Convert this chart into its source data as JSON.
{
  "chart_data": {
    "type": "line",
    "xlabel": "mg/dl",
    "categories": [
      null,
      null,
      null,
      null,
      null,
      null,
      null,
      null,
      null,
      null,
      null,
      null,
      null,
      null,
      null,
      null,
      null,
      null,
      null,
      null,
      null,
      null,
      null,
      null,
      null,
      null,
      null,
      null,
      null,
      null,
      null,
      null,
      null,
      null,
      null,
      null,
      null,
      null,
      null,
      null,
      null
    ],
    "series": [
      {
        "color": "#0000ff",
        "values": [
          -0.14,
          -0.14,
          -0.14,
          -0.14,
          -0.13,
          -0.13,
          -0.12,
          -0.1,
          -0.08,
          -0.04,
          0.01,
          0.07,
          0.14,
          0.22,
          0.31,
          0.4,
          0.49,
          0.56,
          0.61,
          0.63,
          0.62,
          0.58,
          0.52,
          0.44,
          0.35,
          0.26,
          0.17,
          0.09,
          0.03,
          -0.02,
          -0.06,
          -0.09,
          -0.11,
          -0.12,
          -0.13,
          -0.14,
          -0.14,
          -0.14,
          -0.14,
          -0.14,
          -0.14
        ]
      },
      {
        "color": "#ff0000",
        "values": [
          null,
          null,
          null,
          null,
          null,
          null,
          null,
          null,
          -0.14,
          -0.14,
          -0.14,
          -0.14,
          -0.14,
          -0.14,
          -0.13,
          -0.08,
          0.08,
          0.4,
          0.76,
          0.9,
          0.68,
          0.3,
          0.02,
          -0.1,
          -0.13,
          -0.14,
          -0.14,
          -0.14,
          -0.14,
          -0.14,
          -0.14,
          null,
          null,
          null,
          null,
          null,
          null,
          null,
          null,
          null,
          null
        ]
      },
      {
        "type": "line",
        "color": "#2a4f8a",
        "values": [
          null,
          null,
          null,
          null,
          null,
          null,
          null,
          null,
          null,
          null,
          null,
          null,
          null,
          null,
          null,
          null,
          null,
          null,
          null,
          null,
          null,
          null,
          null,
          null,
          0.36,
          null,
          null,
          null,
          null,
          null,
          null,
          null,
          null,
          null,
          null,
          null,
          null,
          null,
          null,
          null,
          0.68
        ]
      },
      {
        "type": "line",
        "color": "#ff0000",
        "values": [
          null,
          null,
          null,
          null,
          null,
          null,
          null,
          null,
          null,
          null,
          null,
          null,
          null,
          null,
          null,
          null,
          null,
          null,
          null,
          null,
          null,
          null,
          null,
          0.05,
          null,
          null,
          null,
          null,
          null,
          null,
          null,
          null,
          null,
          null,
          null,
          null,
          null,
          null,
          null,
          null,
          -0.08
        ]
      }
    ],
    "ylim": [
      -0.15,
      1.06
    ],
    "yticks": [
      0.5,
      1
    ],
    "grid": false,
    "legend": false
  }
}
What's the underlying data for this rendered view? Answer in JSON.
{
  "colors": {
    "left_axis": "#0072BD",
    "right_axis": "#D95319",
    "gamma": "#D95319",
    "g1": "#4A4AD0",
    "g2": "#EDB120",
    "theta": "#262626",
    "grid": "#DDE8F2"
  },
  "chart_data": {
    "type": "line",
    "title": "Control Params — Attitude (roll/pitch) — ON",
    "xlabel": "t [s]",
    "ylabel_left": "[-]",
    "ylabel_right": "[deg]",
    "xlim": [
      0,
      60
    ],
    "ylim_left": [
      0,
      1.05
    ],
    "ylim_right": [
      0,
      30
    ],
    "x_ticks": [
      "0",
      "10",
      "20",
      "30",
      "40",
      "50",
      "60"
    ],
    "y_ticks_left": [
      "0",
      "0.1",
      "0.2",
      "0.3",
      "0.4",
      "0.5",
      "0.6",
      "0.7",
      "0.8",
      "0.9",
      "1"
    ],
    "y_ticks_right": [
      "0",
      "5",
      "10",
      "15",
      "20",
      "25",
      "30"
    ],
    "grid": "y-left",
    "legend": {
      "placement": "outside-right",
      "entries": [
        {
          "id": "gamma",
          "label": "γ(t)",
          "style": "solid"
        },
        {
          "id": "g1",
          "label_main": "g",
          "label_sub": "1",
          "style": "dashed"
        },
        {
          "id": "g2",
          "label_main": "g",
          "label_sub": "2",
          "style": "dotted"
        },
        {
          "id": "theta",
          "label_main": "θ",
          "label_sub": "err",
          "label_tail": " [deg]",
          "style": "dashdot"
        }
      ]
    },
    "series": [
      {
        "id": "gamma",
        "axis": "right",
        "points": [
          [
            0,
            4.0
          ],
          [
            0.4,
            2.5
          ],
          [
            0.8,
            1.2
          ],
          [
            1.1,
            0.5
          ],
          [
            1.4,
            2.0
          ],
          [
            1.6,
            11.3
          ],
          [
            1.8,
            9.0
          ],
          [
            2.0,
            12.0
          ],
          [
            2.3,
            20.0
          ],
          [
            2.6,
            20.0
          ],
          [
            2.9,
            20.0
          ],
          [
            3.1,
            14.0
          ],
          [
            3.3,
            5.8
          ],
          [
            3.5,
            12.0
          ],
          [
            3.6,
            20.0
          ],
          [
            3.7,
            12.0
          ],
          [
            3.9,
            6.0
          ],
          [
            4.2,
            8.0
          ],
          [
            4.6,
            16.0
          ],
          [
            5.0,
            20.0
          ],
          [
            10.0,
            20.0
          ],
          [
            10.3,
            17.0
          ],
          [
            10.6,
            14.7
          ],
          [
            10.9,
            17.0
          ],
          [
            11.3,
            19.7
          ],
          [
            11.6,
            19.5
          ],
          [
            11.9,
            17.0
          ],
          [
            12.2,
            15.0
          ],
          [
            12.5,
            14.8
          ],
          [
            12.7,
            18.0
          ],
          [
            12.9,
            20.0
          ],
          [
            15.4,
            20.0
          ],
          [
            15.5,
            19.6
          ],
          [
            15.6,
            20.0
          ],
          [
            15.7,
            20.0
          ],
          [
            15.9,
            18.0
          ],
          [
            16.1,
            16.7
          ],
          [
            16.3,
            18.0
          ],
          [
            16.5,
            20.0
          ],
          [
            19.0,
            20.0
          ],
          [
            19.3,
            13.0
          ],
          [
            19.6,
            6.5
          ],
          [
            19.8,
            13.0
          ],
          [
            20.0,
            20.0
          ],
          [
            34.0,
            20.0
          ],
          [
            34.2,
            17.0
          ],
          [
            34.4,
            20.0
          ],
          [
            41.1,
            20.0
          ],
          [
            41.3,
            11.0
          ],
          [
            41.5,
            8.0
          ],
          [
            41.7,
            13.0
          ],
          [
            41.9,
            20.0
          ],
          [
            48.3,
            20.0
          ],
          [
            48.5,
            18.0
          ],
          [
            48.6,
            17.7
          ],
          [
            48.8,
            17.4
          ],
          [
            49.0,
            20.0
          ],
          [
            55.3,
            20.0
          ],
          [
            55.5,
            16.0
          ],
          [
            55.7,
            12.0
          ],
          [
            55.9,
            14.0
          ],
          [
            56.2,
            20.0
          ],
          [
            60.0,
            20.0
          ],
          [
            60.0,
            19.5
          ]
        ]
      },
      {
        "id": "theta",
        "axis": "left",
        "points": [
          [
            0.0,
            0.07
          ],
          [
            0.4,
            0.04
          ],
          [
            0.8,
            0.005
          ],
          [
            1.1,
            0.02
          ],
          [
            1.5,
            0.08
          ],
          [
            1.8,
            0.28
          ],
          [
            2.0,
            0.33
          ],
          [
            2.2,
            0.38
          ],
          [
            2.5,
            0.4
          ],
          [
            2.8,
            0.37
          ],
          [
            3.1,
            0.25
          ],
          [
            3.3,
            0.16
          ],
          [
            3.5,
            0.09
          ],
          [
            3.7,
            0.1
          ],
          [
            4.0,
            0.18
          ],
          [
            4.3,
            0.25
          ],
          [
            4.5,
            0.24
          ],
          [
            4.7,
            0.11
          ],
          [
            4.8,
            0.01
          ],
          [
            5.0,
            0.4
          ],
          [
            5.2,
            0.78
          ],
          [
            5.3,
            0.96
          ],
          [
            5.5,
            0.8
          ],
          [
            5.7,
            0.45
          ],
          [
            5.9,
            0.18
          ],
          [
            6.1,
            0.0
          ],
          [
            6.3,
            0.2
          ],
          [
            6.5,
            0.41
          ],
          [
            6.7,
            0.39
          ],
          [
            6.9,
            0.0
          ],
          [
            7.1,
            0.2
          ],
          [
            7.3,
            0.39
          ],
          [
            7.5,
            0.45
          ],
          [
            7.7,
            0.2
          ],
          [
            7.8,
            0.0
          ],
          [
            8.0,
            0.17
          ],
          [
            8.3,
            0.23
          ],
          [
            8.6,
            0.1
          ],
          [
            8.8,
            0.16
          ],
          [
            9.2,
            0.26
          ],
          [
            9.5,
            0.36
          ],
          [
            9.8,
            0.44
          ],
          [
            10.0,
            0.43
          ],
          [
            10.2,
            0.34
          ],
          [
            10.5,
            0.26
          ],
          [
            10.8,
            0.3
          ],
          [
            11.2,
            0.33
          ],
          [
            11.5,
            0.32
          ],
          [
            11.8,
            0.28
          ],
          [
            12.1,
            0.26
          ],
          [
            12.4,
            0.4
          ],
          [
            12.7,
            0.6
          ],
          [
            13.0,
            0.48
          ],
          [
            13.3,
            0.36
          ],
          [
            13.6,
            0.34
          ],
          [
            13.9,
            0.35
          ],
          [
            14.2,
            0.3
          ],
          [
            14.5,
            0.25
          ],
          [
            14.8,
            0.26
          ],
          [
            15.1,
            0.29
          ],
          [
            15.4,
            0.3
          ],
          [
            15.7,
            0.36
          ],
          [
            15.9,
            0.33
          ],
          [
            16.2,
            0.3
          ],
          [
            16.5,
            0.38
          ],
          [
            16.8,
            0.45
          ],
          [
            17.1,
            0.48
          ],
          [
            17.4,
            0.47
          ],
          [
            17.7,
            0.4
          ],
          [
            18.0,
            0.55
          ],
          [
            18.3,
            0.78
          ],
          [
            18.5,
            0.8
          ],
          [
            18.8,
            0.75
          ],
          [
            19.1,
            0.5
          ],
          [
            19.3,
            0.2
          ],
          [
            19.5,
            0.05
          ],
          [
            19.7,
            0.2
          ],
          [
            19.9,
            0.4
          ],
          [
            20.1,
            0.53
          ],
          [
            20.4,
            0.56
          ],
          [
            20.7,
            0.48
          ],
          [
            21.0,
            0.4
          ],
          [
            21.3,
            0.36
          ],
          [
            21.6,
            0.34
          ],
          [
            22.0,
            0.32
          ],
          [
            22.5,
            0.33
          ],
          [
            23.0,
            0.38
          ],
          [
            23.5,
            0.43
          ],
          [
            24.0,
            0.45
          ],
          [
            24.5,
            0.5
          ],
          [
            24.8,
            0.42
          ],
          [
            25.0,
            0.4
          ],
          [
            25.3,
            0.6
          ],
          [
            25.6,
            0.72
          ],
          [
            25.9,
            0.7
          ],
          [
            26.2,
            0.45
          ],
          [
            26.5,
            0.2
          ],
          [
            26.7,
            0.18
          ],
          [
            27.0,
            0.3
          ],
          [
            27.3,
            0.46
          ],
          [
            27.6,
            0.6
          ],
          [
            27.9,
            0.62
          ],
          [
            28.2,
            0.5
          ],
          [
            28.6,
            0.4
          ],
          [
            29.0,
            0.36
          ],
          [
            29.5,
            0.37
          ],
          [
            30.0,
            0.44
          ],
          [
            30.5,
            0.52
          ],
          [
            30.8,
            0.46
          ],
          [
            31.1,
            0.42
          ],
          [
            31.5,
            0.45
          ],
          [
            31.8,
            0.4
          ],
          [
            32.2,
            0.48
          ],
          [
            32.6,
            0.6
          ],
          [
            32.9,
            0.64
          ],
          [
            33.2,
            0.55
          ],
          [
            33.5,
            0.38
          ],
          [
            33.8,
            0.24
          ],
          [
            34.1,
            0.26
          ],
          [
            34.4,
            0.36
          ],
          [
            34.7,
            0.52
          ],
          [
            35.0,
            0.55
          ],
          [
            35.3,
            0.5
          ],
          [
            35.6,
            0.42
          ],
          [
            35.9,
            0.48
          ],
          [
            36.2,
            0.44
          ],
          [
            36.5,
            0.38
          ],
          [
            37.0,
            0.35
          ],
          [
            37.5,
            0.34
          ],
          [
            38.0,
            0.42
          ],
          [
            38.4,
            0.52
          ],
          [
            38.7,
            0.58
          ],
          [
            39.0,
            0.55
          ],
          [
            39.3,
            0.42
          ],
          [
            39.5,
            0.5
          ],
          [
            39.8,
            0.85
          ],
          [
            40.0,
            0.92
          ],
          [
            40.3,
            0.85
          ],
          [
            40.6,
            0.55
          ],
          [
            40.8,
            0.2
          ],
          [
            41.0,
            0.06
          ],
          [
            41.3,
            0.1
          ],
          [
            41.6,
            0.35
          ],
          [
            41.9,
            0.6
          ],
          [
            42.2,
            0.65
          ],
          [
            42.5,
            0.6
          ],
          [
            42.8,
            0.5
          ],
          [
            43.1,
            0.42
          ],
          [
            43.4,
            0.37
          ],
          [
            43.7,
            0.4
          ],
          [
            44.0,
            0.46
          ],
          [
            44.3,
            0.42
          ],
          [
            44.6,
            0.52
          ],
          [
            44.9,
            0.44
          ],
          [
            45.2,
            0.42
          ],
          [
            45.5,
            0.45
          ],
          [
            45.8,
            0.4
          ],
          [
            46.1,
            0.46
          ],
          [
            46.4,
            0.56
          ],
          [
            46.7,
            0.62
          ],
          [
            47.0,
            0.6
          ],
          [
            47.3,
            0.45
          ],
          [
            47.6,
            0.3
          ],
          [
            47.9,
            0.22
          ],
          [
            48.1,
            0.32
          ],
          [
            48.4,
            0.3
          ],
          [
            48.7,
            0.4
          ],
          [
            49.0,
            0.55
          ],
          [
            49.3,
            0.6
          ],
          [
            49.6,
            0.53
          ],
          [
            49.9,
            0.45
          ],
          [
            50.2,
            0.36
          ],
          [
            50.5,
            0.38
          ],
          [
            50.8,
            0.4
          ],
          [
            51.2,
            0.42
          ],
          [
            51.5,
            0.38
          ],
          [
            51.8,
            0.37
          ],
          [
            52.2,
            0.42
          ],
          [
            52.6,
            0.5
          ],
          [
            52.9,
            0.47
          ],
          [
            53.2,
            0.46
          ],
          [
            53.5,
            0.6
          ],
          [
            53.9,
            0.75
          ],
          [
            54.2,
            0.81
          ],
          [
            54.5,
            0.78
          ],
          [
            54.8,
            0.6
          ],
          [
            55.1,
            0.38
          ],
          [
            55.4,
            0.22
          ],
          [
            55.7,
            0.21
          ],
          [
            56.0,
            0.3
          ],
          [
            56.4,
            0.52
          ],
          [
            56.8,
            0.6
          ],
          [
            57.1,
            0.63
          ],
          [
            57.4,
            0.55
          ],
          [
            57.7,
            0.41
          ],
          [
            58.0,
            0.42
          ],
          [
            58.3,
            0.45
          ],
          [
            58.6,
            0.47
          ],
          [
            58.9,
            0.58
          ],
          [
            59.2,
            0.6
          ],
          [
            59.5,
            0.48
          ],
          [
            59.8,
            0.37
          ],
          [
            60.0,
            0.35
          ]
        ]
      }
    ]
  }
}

⁂

In the entries above, find every line with the word "style" and list it.

## Response below
          "style": "solid"
          "style": "dashed"
          "style": "dotted"
          "style": "dashdot"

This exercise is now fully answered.